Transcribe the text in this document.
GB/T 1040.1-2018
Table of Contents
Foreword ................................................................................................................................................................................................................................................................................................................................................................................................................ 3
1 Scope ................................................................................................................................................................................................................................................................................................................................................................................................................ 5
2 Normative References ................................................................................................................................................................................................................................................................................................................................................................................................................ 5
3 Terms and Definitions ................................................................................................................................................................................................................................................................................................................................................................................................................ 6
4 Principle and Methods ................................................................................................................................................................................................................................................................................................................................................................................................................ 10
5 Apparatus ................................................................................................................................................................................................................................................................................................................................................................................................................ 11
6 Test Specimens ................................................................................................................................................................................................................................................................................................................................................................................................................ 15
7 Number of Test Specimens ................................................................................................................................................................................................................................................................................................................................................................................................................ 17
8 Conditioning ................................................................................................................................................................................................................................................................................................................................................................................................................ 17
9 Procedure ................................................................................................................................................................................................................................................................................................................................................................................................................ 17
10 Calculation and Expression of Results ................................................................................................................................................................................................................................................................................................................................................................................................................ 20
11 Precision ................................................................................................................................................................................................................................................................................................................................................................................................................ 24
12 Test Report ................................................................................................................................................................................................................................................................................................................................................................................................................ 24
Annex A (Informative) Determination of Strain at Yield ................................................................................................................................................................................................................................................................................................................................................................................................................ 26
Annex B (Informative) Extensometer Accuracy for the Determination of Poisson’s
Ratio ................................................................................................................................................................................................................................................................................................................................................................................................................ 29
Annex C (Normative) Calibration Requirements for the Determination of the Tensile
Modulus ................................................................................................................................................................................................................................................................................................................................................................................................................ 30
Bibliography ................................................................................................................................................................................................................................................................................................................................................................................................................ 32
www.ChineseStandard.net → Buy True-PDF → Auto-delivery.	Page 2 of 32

AIM OF THE EXERCISE
Copy all of the material word for word.

EXPECTED ANSWER
Transcribe the text in this document.
GB/T 1040.1-2018
Table of Contents
Foreword ................................................................................................................................................................................................................................................................................................................................................................................................................ 3
1 Scope ................................................................................................................................................................................................................................................................................................................................................................................................................ 5
2 Normative References ................................................................................................................................................................................................................................................................................................................................................................................................................ 5
3 Terms and Definitions ................................................................................................................................................................................................................................................................................................................................................................................................................ 6
4 Principle and Methods ................................................................................................................................................................................................................................................................................................................................................................................................................ 10
5 Apparatus ................................................................................................................................................................................................................................................................................................................................................................................................................ 11
6 Test Specimens ................................................................................................................................................................................................................................................................................................................................................................................................................ 15
7 Number of Test Specimens ................................................................................................................................................................................................................................................................................................................................................................................................................ 17
8 Conditioning ................................................................................................................................................................................................................................................................................................................................................................................................................ 17
9 Procedure ................................................................................................................................................................................................................................................................................................................................................................................................................ 17
10 Calculation and Expression of Results ................................................................................................................................................................................................................................................................................................................................................................................................................ 20
11 Precision ................................................................................................................................................................................................................................................................................................................................................................................................................ 24
12 Test Report ................................................................................................................................................................................................................................................................................................................................................................................................................ 24
Annex A (Informative) Determination of Strain at Yield ................................................................................................................................................................................................................................................................................................................................................................................................................ 26
Annex B (Informative) Extensometer Accuracy for the Determination of Poisson’s
Ratio ................................................................................................................................................................................................................................................................................................................................................................................................................ 29
Annex C (Normative) Calibration Requirements for the Determination of the Tensile
Modulus ................................................................................................................................................................................................................................................................................................................................................................................................................ 30
Bibliography ................................................................................................................................................................................................................................................................................................................................................................................................................ 32
www.ChineseStandard.net → Buy True-PDF → Auto-delivery.	Page 2 of 32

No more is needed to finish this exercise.